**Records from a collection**

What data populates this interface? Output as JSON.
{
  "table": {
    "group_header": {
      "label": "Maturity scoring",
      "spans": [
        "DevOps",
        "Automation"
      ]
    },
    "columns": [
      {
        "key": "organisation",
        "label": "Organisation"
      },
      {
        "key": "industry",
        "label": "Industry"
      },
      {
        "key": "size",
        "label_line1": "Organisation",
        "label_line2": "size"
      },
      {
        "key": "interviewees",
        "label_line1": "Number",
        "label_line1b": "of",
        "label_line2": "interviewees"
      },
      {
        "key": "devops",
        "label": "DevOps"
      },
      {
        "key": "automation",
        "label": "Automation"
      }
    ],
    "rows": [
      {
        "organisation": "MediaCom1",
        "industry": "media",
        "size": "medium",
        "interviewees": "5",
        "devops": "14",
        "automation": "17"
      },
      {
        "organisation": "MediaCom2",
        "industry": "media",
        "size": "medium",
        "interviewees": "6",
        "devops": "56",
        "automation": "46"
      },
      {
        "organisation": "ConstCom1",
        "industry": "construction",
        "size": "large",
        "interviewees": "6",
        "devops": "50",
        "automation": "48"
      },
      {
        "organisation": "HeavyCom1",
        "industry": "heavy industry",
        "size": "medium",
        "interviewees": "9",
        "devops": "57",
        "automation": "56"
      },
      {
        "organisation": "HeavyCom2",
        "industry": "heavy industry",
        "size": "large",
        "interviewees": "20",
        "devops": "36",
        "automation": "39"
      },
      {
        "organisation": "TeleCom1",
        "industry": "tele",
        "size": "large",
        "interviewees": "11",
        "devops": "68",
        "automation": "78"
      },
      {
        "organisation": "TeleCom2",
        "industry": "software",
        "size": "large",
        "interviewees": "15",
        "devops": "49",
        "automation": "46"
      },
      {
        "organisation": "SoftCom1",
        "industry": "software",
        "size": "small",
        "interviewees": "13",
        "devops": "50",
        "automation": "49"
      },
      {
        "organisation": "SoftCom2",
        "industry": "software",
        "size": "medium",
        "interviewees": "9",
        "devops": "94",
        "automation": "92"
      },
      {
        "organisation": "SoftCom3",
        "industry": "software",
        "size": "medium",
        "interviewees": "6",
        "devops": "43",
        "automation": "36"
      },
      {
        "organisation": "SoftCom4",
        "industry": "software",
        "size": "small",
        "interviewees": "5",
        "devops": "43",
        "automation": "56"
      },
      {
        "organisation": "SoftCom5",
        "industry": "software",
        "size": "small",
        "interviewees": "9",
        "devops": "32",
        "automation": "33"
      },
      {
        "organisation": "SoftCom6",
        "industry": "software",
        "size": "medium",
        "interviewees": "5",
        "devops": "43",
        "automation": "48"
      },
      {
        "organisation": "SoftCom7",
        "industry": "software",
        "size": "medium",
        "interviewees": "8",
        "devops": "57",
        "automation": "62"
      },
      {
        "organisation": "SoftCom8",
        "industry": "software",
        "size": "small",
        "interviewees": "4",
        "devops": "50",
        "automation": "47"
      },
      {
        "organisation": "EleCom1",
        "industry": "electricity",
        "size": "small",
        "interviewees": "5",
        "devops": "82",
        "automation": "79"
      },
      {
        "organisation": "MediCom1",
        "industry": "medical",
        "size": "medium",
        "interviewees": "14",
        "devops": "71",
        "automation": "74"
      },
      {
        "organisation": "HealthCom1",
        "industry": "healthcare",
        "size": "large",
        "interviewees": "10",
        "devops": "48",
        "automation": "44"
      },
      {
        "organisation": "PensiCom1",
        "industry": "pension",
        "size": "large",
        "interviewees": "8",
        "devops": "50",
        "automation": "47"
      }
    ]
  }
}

**Required work**
Reproduce all of the material above word for word.

**Result of the exercise**
What data populates this interface? Output as JSON.
{
  "table": {
    "group_header": {
      "label": "Maturity scoring",
      "spans": [
        "DevOps",
        "Automation"
      ]
    },
    "columns": [
      {
        "key": "organisation",
        "label": "Organisation"
      },
      {
        "key": "industry",
        "label": "Industry"
      },
      {
        "key": "size",
        "label_line1": "Organisation",
        "label_line2": "size"
      },
      {
        "key": "interviewees",
        "label_line1": "Number",
        "label_line1b": "of",
        "label_line2": "interviewees"
      },
      {
        "key": "devops",
        "label": "DevOps"
      },
      {
        "key": "automation",
        "label": "Automation"
      }
    ],
    "rows": [
      {
        "organisation": "MediaCom1",
        "industry": "media",
        "size": "medium",
        "interviewees": "5",
        "devops": "14",
        "automation": "17"
      },
      {
        "organisation": "MediaCom2",
        "industry": "media",
        "size": "medium",
        "interviewees": "6",
        "devops": "56",
        "automation": "46"
      },
      {
        "organisation": "ConstCom1",
        "industry": "construction",
        "size": "large",
        "interviewees": "6",
        "devops": "50",
        "automation": "48"
      },
      {
        "organisation": "HeavyCom1",
        "industry": "heavy industry",
        "size": "medium",
        "interviewees": "9",
        "devops": "57",
        "automation": "56"
      },
      {
        "organisation": "HeavyCom2",
        "industry": "heavy industry",
        "size": "large",
        "interviewees": "20",
        "devops": "36",
        "automation": "39"
      },
      {
        "organisation": "TeleCom1",
        "industry": "tele",
        "size": "large",
        "interviewees": "11",
        "devops": "68",
        "automation": "78"
      },
      {
        "organisation": "TeleCom2",
        "industry": "software",
        "size": "large",
        "interviewees": "15",
        "devops": "49",
        "automation": "46"
      },
      {
        "organisation": "SoftCom1",
        "industry": "software",
        "size": "small",
        "interviewees": "13",
        "devops": "50",
        "automation": "49"
      },
      {
        "organisation": "SoftCom2",
        "industry": "software",
        "size": "medium",
        "interviewees": "9",
        "devops": "94",
        "automation": "92"
      },
      {
        "organisation": "SoftCom3",
        "industry": "software",
        "size": "medium",
        "interviewees": "6",
        "devops": "43",
        "automation": "36"
      },
      {
        "organisation": "SoftCom4",
        "industry": "software",
        "size": "small",
        "interviewees": "5",
        "devops": "43",
        "automation": "56"
      },
      {
        "organisation": "SoftCom5",
        "industry": "software",
        "size": "small",
        "interviewees": "9",
        "devops": "32",
        "automation": "33"
      },
      {
        "organisation": "SoftCom6",
        "industry": "software",
        "size": "medium",
        "interviewees": "5",
        "devops": "43",
        "automation": "48"
      },
      {
        "organisation": "SoftCom7",
        "industry": "software",
        "size": "medium",
        "interviewees": "8",
        "devops": "57",
        "automation": "62"
      },
      {
        "organisation": "SoftCom8",
        "industry": "software",
        "size": "small",
        "interviewees": "4",
        "devops": "50",
        "automation": "47"
      },
      {
        "organisation": "EleCom1",
        "industry": "electricity",
        "size": "small",
        "interviewees": "5",
        "devops": "82",
        "automation": "79"
      },
      {
        "organisation": "MediCom1",
        "industry": "medical",
        "size": "medium",
        "interviewees": "14",
        "devops": "71",
        "automation": "74"
      },
      {
        "organisation": "HealthCom1",
        "industry": "healthcare",
        "size": "large",
        "interviewees": "10",
        "devops": "48",
        "automation": "44"
      },
      {
        "organisation": "PensiCom1",
        "industry": "pension",
        "size": "large",
        "interviewees": "8",
        "devops": "50",
        "automation": "47"
      }
    ]
  }
}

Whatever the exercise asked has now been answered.